# [Challenge]
Work out how many lines in the entries contain the string "value", and give nothing but that number.

# [Materials provided]
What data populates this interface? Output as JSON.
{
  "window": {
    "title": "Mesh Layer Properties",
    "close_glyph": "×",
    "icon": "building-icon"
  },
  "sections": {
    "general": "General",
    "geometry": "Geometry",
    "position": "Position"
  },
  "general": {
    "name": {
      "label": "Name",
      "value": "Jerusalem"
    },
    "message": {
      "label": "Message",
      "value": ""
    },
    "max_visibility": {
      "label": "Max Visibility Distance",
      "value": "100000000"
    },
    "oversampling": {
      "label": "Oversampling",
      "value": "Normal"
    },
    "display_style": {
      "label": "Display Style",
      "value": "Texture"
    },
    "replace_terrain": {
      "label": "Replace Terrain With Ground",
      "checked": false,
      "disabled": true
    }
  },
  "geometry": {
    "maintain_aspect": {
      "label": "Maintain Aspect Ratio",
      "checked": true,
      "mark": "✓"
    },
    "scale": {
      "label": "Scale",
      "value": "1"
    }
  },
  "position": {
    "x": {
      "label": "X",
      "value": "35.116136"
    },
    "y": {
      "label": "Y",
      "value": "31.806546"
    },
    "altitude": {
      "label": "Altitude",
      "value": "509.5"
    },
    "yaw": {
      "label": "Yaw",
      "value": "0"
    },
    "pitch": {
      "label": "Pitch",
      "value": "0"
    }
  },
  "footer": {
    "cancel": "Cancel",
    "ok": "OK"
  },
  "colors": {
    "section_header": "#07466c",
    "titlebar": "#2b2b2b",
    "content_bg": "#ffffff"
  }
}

# [Exercise response]
11